Where a line holds the word "SCORE", copy that line.

═══ Data section ═══

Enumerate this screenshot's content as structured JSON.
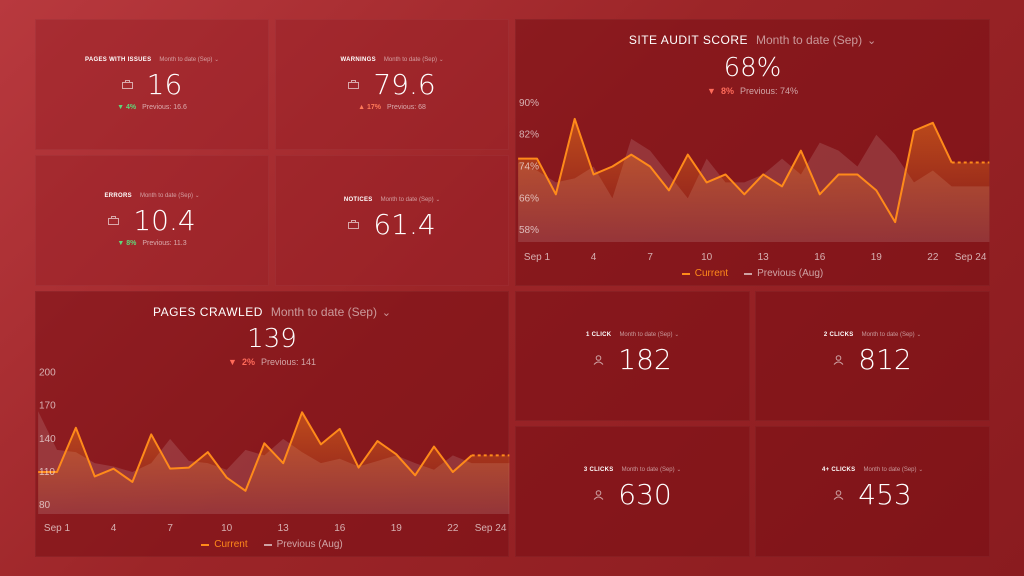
{
  "colors": {
    "current": "#ff8a1a",
    "previous": "#b26a6c",
    "up": "#5fd97a",
    "down": "#ff6b5a"
  },
  "kpis": {
    "pages_with_issues": {
      "title": "PAGES WITH ISSUES",
      "range": "Month to date (Sep)",
      "value": "16",
      "arrow": "▼",
      "delta": "4%",
      "previous": "Previous: 16.6",
      "icon": "briefcase-icon"
    },
    "warnings": {
      "title": "WARNINGS",
      "range": "Month to date (Sep)",
      "value": "79.6",
      "arrow": "▲",
      "delta": "17%",
      "previous": "Previous: 68",
      "icon": "briefcase-icon"
    },
    "errors": {
      "title": "ERRORS",
      "range": "Month to date (Sep)",
      "value": "10.4",
      "arrow": "▼",
      "delta": "8%",
      "previous": "Previous: 11.3",
      "icon": "briefcase-icon"
    },
    "notices": {
      "title": "NOTICES",
      "range": "Month to date (Sep)",
      "value": "61.4",
      "icon": "briefcase-icon"
    },
    "click1": {
      "title": "1 CLICK",
      "range": "Month to date (Sep)",
      "value": "182",
      "icon": "user-icon"
    },
    "click2": {
      "title": "2 CLICKS",
      "range": "Month to date (Sep)",
      "value": "812",
      "icon": "user-icon"
    },
    "click3": {
      "title": "3 CLICKS",
      "range": "Month to date (Sep)",
      "value": "630",
      "icon": "user-icon"
    },
    "click4": {
      "title": "4+ CLICKS",
      "range": "Month to date (Sep)",
      "value": "453",
      "icon": "user-icon"
    }
  },
  "audit": {
    "title": "SITE AUDIT SCORE",
    "range": "Month to date (Sep)",
    "value": "68%",
    "arrow": "▼",
    "delta": "8%",
    "previous": "Previous: 74%"
  },
  "crawled": {
    "title": "PAGES CRAWLED",
    "range": "Month to date (Sep)",
    "value": "139",
    "arrow": "▼",
    "delta": "2%",
    "previous": "Previous: 141"
  },
  "legend": {
    "current": "Current",
    "previous": "Previous (Aug)"
  },
  "chart_data": [
    {
      "type": "area",
      "title": "SITE AUDIT SCORE",
      "ylim": [
        55,
        92
      ],
      "y_ticks": [
        "90%",
        "82%",
        "74%",
        "66%",
        "58%"
      ],
      "y_tick_values": [
        90,
        82,
        74,
        66,
        58
      ],
      "x_ticks": [
        "Sep 1",
        "4",
        "7",
        "10",
        "13",
        "16",
        "19",
        "22",
        "Sep 24"
      ],
      "x_tick_days": [
        1,
        4,
        7,
        10,
        13,
        16,
        19,
        22,
        24
      ],
      "x_days": [
        0,
        1,
        2,
        3,
        4,
        5,
        6,
        7,
        8,
        9,
        10,
        11,
        12,
        13,
        14,
        15,
        16,
        17,
        18,
        19,
        20,
        21,
        22,
        23,
        24,
        25
      ],
      "series": [
        {
          "name": "Current",
          "values": [
            76,
            76,
            67,
            86,
            72,
            74,
            77,
            74,
            68,
            77,
            70,
            72,
            67,
            72,
            69,
            78,
            67,
            72,
            72,
            68,
            60,
            83,
            85,
            75,
            75,
            75
          ],
          "dashed_from_day": 23
        },
        {
          "name": "Previous (Aug)",
          "values": [
            75,
            73,
            70,
            71,
            74,
            66,
            81,
            78,
            72,
            66,
            76,
            70,
            70,
            72,
            76,
            72,
            80,
            78,
            74,
            82,
            77,
            70,
            73,
            69,
            69,
            69
          ]
        }
      ]
    },
    {
      "type": "area",
      "title": "PAGES CRAWLED",
      "ylim": [
        72,
        205
      ],
      "y_ticks": [
        "200",
        "170",
        "140",
        "110",
        "80"
      ],
      "y_tick_values": [
        200,
        170,
        140,
        110,
        80
      ],
      "x_ticks": [
        "Sep 1",
        "4",
        "7",
        "10",
        "13",
        "16",
        "19",
        "22",
        "Sep 24"
      ],
      "x_tick_days": [
        1,
        4,
        7,
        10,
        13,
        16,
        19,
        22,
        24
      ],
      "x_days": [
        0,
        1,
        2,
        3,
        4,
        5,
        6,
        7,
        8,
        9,
        10,
        11,
        12,
        13,
        14,
        15,
        16,
        17,
        18,
        19,
        20,
        21,
        22,
        23,
        24,
        25
      ],
      "series": [
        {
          "name": "Current",
          "values": [
            110,
            110,
            150,
            106,
            113,
            101,
            144,
            113,
            114,
            128,
            105,
            93,
            136,
            118,
            164,
            135,
            149,
            114,
            138,
            126,
            107,
            133,
            110,
            125,
            125,
            125
          ],
          "dashed_from_day": 23
        },
        {
          "name": "Previous (Aug)",
          "values": [
            165,
            130,
            128,
            118,
            115,
            110,
            118,
            140,
            120,
            118,
            112,
            130,
            125,
            140,
            128,
            118,
            122,
            115,
            120,
            125,
            118,
            112,
            125,
            118,
            118,
            118
          ]
        }
      ]
    }
  ]
}
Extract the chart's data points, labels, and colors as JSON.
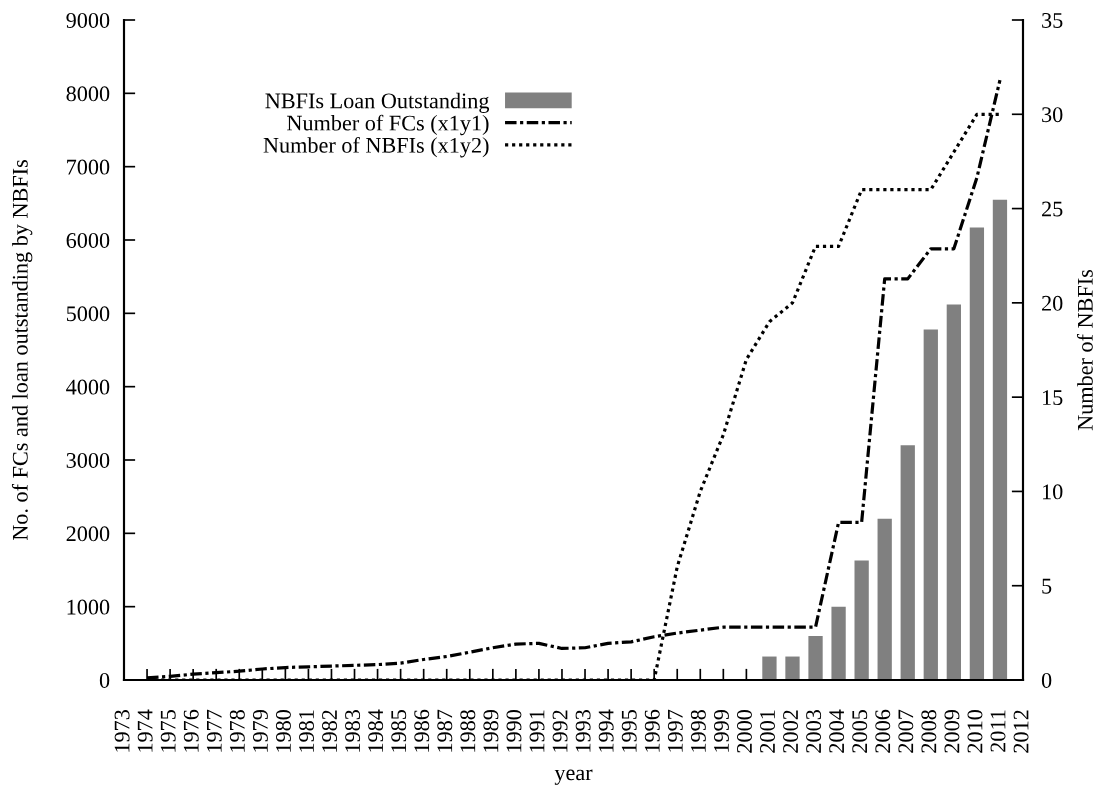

═══

» **Right answer**:
    "title": "SITE AUDIT SCORE",
      "title": "SITE AUDIT SCORE",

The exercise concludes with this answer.